Education
The educational architecture in PA-3 from early childhood through postsecondary — and what the constitutional adequacy ruling is and isn't doing about underfunding.
Pennsylvania's school-funding system was found constitutionally inadequate in February 2023. The Commonwealth Court documented an adequacy gap of approximately $4.6 to $6.2 billion. Roughly $1 billion in remedy appropriations followed across FY2024–25 and FY2025–26; about $3.8 billion of the gap remains. The Philadelphia School District is the only school district in Pennsylvania without authority to levy its own taxes. Federal funding to the district declined from approximately $550.8 million in FY2024 (ESSER-supplemented) to approximately $16 million in the FY2026 operating budget. The schools the constitution found inadequate are the schools PA-3 children are attending right now.
The shape of the system
Three within-domain analytical tensions are concentrated in PA's K-12 architecture, each producing the same shape: a substantive program operating as designed while structurally contributing to the inequity the program addresses. The charter per-pupil funding formula provides school-choice access for many families while structurally displacing School District of Philadelphia resources, recovering only 44–68% of stranded cost. The post–William Penn school funding formula directs adequacy investment toward historically underfunded districts while the local-property-tax-heavy architecture continues to reproduce disparity in the same year. The PA EITC and [OSTC](/paul/campaign/empower/glossary/#ostc) scholarship tax credits provide school-choice support to private and religious-school families while diverting state revenue from the same adequacy remedy the courts ordered. Each program operates as its statute prescribes. The pattern is produced by the simultaneous operation of formally functional programs on the same constituent population in the same fiscal envelope.

> **Work instruction 1**
Update the text on Pennsylvania school funding from "Pennsylvania's school-funding system" up to and including "attending right now.", replacing "Commonwealth Court" with "state court".
> **Work instruction 2**
Carry on the text on Pennsylvania school funding from where it stops.
The data that follows has no connection to the text on Pennsylvania school funding.

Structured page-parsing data

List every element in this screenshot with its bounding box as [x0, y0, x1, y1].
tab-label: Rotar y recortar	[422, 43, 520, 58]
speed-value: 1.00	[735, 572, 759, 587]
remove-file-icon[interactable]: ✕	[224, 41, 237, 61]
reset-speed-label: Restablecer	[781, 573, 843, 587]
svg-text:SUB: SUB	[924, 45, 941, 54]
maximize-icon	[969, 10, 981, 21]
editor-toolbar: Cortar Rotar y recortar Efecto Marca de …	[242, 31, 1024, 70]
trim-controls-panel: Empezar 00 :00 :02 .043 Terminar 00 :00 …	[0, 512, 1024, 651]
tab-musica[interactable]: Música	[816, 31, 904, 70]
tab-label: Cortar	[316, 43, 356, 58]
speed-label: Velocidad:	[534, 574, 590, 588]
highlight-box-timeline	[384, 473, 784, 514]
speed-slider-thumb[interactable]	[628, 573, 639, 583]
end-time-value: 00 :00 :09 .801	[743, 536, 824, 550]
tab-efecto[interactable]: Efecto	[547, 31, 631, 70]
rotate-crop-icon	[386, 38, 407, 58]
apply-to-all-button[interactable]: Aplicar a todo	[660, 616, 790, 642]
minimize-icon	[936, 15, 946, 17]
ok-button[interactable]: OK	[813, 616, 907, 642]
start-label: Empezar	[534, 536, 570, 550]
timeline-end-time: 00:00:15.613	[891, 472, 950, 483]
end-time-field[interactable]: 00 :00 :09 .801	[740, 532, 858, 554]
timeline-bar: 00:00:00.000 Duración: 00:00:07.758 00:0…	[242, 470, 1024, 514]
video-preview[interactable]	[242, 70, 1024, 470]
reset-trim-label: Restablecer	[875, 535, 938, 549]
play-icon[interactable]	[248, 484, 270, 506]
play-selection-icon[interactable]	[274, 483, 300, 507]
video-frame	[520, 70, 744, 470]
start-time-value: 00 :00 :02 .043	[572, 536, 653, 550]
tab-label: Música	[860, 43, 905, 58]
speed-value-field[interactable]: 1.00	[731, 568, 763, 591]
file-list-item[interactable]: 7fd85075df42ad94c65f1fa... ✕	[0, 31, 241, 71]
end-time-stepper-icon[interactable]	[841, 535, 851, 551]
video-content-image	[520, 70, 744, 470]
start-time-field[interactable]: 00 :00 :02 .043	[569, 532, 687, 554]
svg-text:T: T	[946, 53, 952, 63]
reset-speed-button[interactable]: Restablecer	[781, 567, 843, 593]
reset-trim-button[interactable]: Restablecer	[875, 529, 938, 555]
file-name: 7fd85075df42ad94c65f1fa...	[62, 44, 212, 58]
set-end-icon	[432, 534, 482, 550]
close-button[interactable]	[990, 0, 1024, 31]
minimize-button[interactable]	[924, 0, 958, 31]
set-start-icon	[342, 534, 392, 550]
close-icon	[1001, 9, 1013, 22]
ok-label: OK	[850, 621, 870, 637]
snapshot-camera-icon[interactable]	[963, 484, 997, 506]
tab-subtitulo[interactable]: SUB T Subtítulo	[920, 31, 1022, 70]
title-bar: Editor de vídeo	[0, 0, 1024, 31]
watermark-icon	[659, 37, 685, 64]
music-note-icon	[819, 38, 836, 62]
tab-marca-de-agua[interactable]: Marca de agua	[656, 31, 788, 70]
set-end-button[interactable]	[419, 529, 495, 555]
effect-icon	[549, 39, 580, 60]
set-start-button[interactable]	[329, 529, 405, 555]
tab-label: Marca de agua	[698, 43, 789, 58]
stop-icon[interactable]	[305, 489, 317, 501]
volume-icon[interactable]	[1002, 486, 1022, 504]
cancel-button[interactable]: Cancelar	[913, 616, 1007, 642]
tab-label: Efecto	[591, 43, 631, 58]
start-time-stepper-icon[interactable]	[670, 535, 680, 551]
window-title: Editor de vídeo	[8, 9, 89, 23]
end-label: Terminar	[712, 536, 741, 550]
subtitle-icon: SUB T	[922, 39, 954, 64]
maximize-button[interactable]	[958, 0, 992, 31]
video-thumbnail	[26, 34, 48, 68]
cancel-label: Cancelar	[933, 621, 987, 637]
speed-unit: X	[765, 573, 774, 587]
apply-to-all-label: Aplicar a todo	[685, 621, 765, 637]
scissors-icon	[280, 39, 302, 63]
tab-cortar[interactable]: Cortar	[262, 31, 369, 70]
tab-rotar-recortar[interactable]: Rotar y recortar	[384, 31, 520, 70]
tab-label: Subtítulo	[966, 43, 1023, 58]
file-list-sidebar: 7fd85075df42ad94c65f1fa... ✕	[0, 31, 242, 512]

> **Task output 1**
Pennsylvania's school-funding system was found constitutionally inadequate in February 2023. The state court documented an adequacy gap of approximately $4.6 to $6.2 billion. Roughly $1 billion in remedy appropriations followed across FY2024–25 and FY2025–26; about $3.8 billion of the gap remains. The Philadelphia School District is the only school district in Pennsylvania without authority to levy its own taxes. Federal funding to the district declined from approximately $550.8 million in FY2024 (ESSER-supplemented) to approximately $16 million in the FY2026 operating budget. The schools the constitution found inadequate are the schools PA-3 children are attending right now.

> **Task output 2**
Beyond K-12, the federal-floor-on-state-system architecture creates parallel patterns. Federally Qualified Higher Education access — Pell grants, Direct Loans, [PHEAA](/paul/campaign/empower/glossary/#pheaa) — reaches [Community College of Philadelphia](/paul/campaign/empower/glossary/#ccp)'s 60% Pell enrollment and Temple University's high-Pell undergraduate population, but the structural gap operates at completion: cohort default rates and gainful-employment outcomes at community colleges and lower-selectivity institutions are elevated relative to selective research universities. Temple has lost approximately 10,000 students since 2017, with revenue down roughly $200 million and a $60 million fiscal deficit — an educational-access risk for the North Philadelphia constituency that cannot access Penn for selectivity reasons or afford Drexel for cost. Post–[SFFA](/paul/campaign/empower/glossary/#sffa) enrollment composition has shifted within PA-3 anchors: Penn's Black undergraduate enrollment declined from 9.4% to 8.6%; Temple's rose from 20.9% to 29.7%. Early childhood architecture has no constitutional or statutory entitlement floor — [PHLpreK](/paul/campaign/empower/glossary/#phlprek)'s 5,250 seats plus Head Start plus PA Pre-K Counts do not serve all income-eligible three- and four-year-olds in Philadelphia, with PHLpreK structurally depending on Philadelphia Beverage Tax receipts.
The most distinctive structural pattern operates at the interaction layer: outcomes the system as a whole produces that no single program is designed to produce. The school-to-prison pipeline emerges from the simultaneous operation of school-discipline architecture, civil-rights differential application ([Title VI](/paul/campaign/empower/glossary/#title-vi) / Section 504 / [IDEA](/paul/campaign/empower/glossary/#idea) disparities), truancy enforcement, school resource officer presence with mandatory referral provisions, and downstream criminal-justice involvement. No single architecture is the determinant. The pipeline is what the architecture, as a whole, produces. The [AHERA](/paul/campaign/empower/glossary/#ahera) federal compliance obligations on Philadelphia school buildings interact with the William Penn–diagnosed funding inadequacy to produce a structural funding-obligation mismatch. The [ESSER](/paul/campaign/empower/glossary/#esser) cliff eliminated supplemental school-based mental-health funding, and the [SDP](/paul/campaign/empower/glossary/#sdp) base operating budget cannot absorb ESSER-level staffing without separate replacement funding. The schools the constitution found inadequate are the schools where this interaction architecture lands.